Required work:
Omit all images. Write out the rest of the material exactly.

Provided records:
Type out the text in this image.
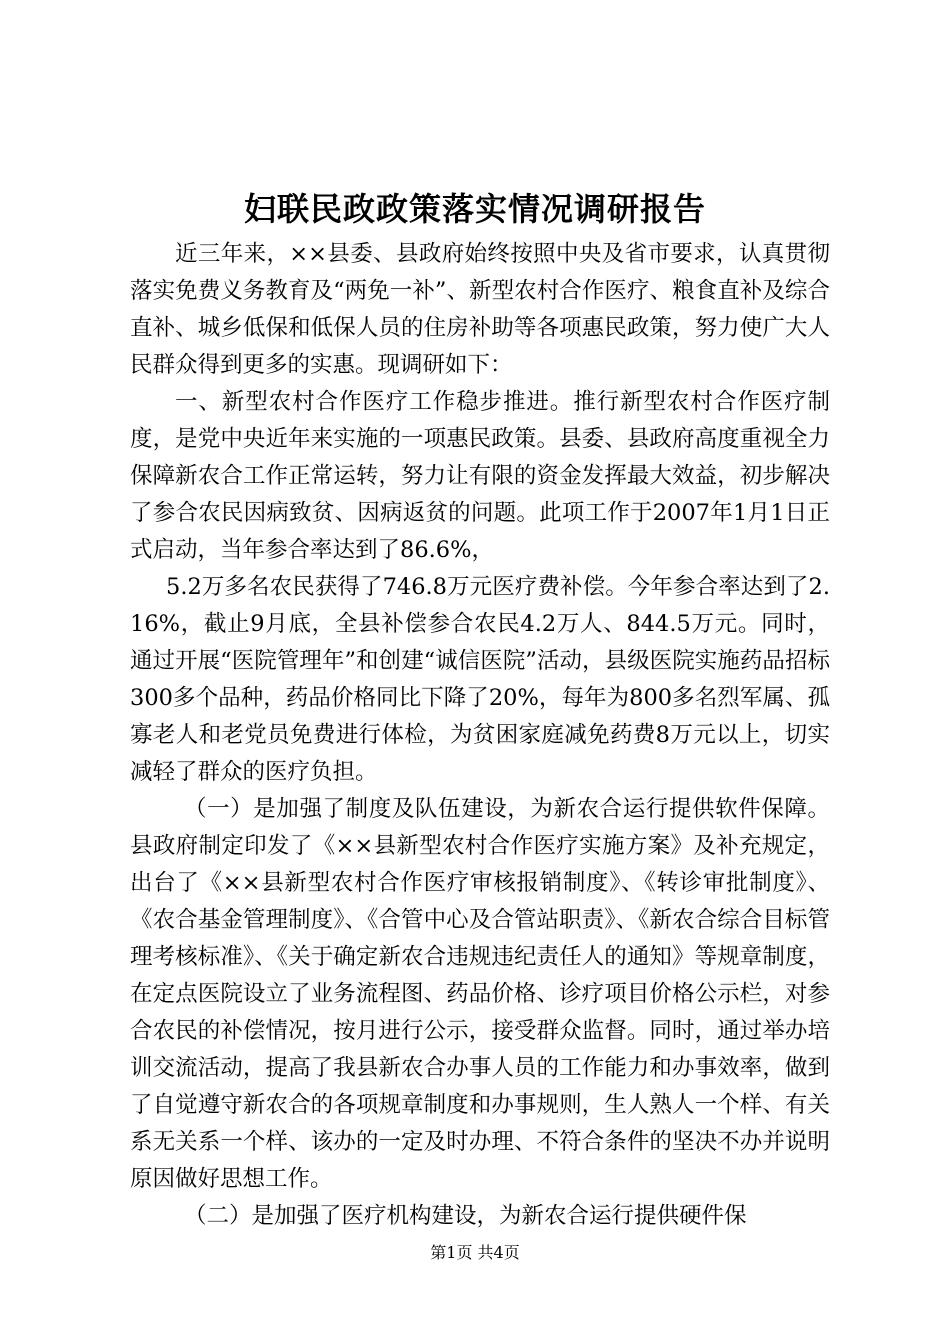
妇联民政政策落实情况调研报告

近三年来，××县委、县政府始终按照中央及省市要求，认真贯彻落实免费义务教育及“两免一补”、新型农村合作医疗、粮食直补及综合直补、城乡低保和低保人员的住房补助等各项惠民政策，努力使广大人民群众得到更多的实惠。现调研如下：

一、新型农村合作医疗工作稳步推进。推行新型农村合作医疗制度，是党中央近年来实施的一项惠民政策。县委、县政府高度重视全力保障新农合工作正常运转，努力让有限的资金发挥最大效益，初步解决了参合农民因病致贫、因病返贫的问题。此项工作于2007年1月1日正式启动，当年参合率达到了86.6%，

5.2万多名农民获得了746.8万元医疗费补偿。今年参合率达到了2.16%，截止9月底，全县补偿参合农民4.2万人、844.5万元。同时，通过开展“医院管理年”和创建“诚信医院”活动，县级医院实施药品招标300多个品种，药品价格同比下降了20%，每年为800多名烈军属、孤寡老人和老党员免费进行体检，为贫困家庭减免药费8万元以上，切实减轻了群众的医疗负担。

（一）是加强了制度及队伍建设，为新农合运行提供软件保障。县政府制定印发了《××县新型农村合作医疗实施方案》及补充规定，出台了《××县新型农村合作医疗审核报销制度》、《转诊审批制度》、《农合基金管理制度》、《合管中心及合管站职责》、《新农合综合目标管理考核标准》、《关于确定新农合违规违纪责任人的通知》等规章制度，在定点医院设立了业务流程图、药品价格、诊疗项目价格公示栏，对参合农民的补偿情况，按月进行公示，接受群众监督。同时，通过举办培训交流活动，提高了我县新农合办事人员的工作能力和办事效率，做到了自觉遵守新农合的各项规章制度和办事规则，生人熟人一个样、有关系无关系一个样、该办的一定及时办理、不符合条件的坚决不办并说明原因做好思想工作。

（二）是加强了医疗机构建设，为新农合运行提供硬件保

第1页 共4页
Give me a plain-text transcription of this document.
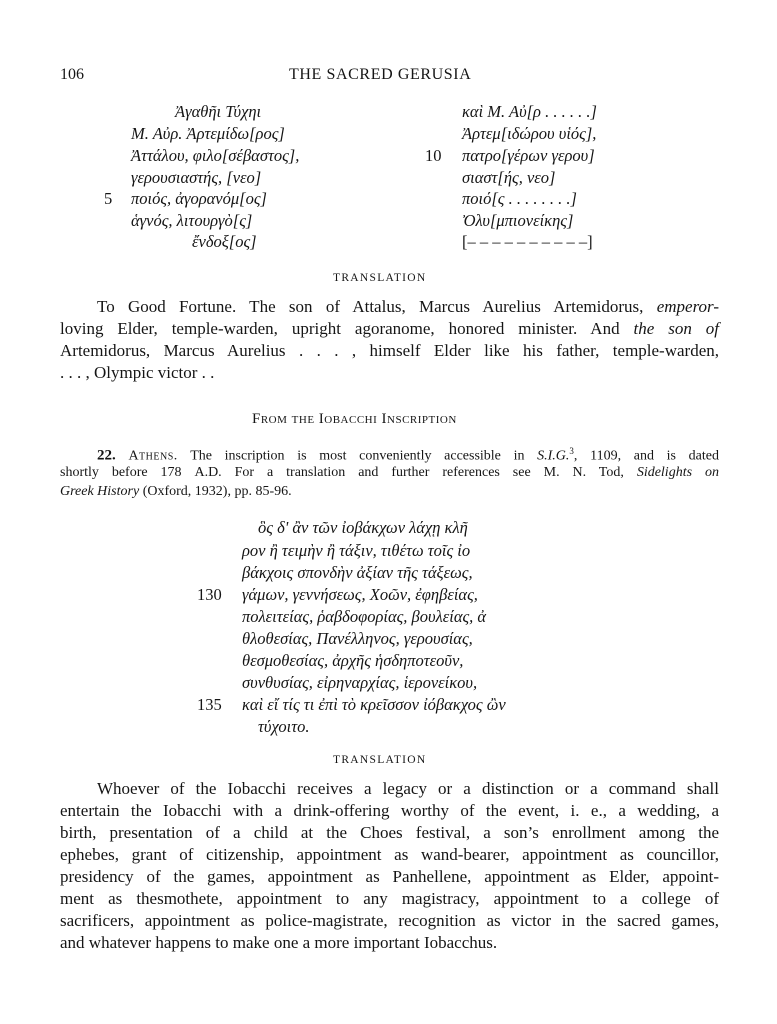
106	THE SACRED GERUSIA
Ἀγαθῆι Τύχηι
Μ. Αὐρ. Ἀρτεμίδω[ρος]
Ἀττάλου, φιλο[σέβαστος],
γερουσιαστής, [νεο]
5 ποιός, ἀγορανόμ[ος]
ἁγνός, λιτουργὸ[ς]
ἔνδοξ[ος]
καὶ Μ. Αὐ[ρ . . . . . .]
Ἀρτεμ[ιδώρου υἱός],
10 πατρο[γέρων γερου]
σιαστ[ής, νεο]
ποιό[ς . . . . . . . .]
Ὀλυ[μπιονείκης]
[– – – – – – – – – –]
TRANSLATION
To Good Fortune. The son of Attalus, Marcus Aurelius Artemidorus, emperor-
loving Elder, temple-warden, upright agoranome, honored minister. And the son of
Artemidorus, Marcus Aurelius . . . , himself Elder like his father, temple-warden,
. . . , Olympic victor . .
From the Iobacchi Inscription
22. Athens. The inscription is most conveniently accessible in S.I.G.$^3$, 1109, and is dated
shortly before 178 A.D. For a translation and further references see M. N. Tod, Sidelights on
Greek History (Oxford, 1932), pp. 85-96.
ὃς δ' ἂν τῶν ἰοβάκχων λάχῃ κλῆ
ρον ἢ τειμὴν ἢ τάξιν, τιθέτω τοῖς ἰο
βάκχοις σπονδὴν ἀξίαν τῆς τάξεως,
130 γάμων, γεννήσεως, Χοῶν, ἐφηβείας,
πολειτείας, ῥαβδοφορίας, βουλείας, ἀ
θλοθεσίας, Πανέλληνος, γερουσίας,
θεσμοθεσίας, ἀρχῆς ἡσδηποτεοῦν,
συνθυσίας, εἰρηναρχίας, ἱερονείκου,
135 καὶ εἴ τίς τι ἐπὶ τὸ κρεῖσσον ἰόβακχος ὢν
τύχοιτο.
TRANSLATION
Whoever of the Iobacchi receives a legacy or a distinction or a command shall
entertain the Iobacchi with a drink-offering worthy of the event, i. e., a wedding, a
birth, presentation of a child at the Choes festival, a son’s enrollment among the
ephebes, grant of citizenship, appointment as wand-bearer, appointment as councillor,
presidency of the games, appointment as Panhellene, appointment as Elder, appoint-
ment as thesmothete, appointment to any magistracy, appointment to a college of
sacrificers, appointment as police-magistrate, recognition as victor in the sacred games,
and whatever happens to make one a more important Iobacchus.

Response to this exercise:
Type out the text in this image.
妇联民政政策落实情况调研报告

近三年来，××县委、县政府始终按照中央及省市要求，认真贯彻落实免费义务教育及“两免一补”、新型农村合作医疗、粮食直补及综合直补、城乡低保和低保人员的住房补助等各项惠民政策，努力使广大人民群众得到更多的实惠。现调研如下：

一、新型农村合作医疗工作稳步推进。推行新型农村合作医疗制度，是党中央近年来实施的一项惠民政策。县委、县政府高度重视全力保障新农合工作正常运转，努力让有限的资金发挥最大效益，初步解决了参合农民因病致贫、因病返贫的问题。此项工作于2007年1月1日正式启动，当年参合率达到了86.6%，

5.2万多名农民获得了746.8万元医疗费补偿。今年参合率达到了2.16%，截止9月底，全县补偿参合农民4.2万人、844.5万元。同时，通过开展“医院管理年”和创建“诚信医院”活动，县级医院实施药品招标300多个品种，药品价格同比下降了20%，每年为800多名烈军属、孤寡老人和老党员免费进行体检，为贫困家庭减免药费8万元以上，切实减轻了群众的医疗负担。

（一）是加强了制度及队伍建设，为新农合运行提供软件保障。县政府制定印发了《××县新型农村合作医疗实施方案》及补充规定，出台了《××县新型农村合作医疗审核报销制度》、《转诊审批制度》、《农合基金管理制度》、《合管中心及合管站职责》、《新农合综合目标管理考核标准》、《关于确定新农合违规违纪责任人的通知》等规章制度，在定点医院设立了业务流程图、药品价格、诊疗项目价格公示栏，对参合农民的补偿情况，按月进行公示，接受群众监督。同时，通过举办培训交流活动，提高了我县新农合办事人员的工作能力和办事效率，做到了自觉遵守新农合的各项规章制度和办事规则，生人熟人一个样、有关系无关系一个样、该办的一定及时办理、不符合条件的坚决不办并说明原因做好思想工作。

（二）是加强了医疗机构建设，为新农合运行提供硬件保

第1页 共4页
Give me a plain-text transcription of this document.
106	THE SACRED GERUSIA
Ἀγαθῆι Τύχηι
Μ. Αὐρ. Ἀρτεμίδω[ρος]
Ἀττάλου, φιλο[σέβαστος],
γερουσιαστής, [νεο]
5 ποιός, ἀγορανόμ[ος]
ἁγνός, λιτουργὸ[ς]
ἔνδοξ[ος]
καὶ Μ. Αὐ[ρ . . . . . .]
Ἀρτεμ[ιδώρου υἱός],
10 πατρο[γέρων γερου]
σιαστ[ής, νεο]
ποιό[ς . . . . . . . .]
Ὀλυ[μπιονείκης]
[– – – – – – – – – –]
TRANSLATION
To Good Fortune. The son of Attalus, Marcus Aurelius Artemidorus, emperor-
loving Elder, temple-warden, upright agoranome, honored minister. And the son of
Artemidorus, Marcus Aurelius . . . , himself Elder like his father, temple-warden,
. . . , Olympic victor . .
From the Iobacchi Inscription
22. Athens. The inscription is most conveniently accessible in S.I.G.$^3$, 1109, and is dated
shortly before 178 A.D. For a translation and further references see M. N. Tod, Sidelights on
Greek History (Oxford, 1932), pp. 85-96.
ὃς δ' ἂν τῶν ἰοβάκχων λάχῃ κλῆ
ρον ἢ τειμὴν ἢ τάξιν, τιθέτω τοῖς ἰο
βάκχοις σπονδὴν ἀξίαν τῆς τάξεως,
130 γάμων, γεννήσεως, Χοῶν, ἐφηβείας,
πολειτείας, ῥαβδοφορίας, βουλείας, ἀ
θλοθεσίας, Πανέλληνος, γερουσίας,
θεσμοθεσίας, ἀρχῆς ἡσδηποτεοῦν,
συνθυσίας, εἰρηναρχίας, ἱερονείκου,
135 καὶ εἴ τίς τι ἐπὶ τὸ κρεῖσσον ἰόβακχος ὢν
τύχοιτο.
TRANSLATION
Whoever of the Iobacchi receives a legacy or a distinction or a command shall
entertain the Iobacchi with a drink-offering worthy of the event, i. e., a wedding, a
birth, presentation of a child at the Choes festival, a son’s enrollment among the
ephebes, grant of citizenship, appointment as wand-bearer, appointment as councillor,
presidency of the games, appointment as Panhellene, appointment as Elder, appoint-
ment as thesmothete, appointment to any magistracy, appointment to a college of
sacrificers, appointment as police-magistrate, recognition as victor in the sacred games,
and whatever happens to make one a more important Iobacchus.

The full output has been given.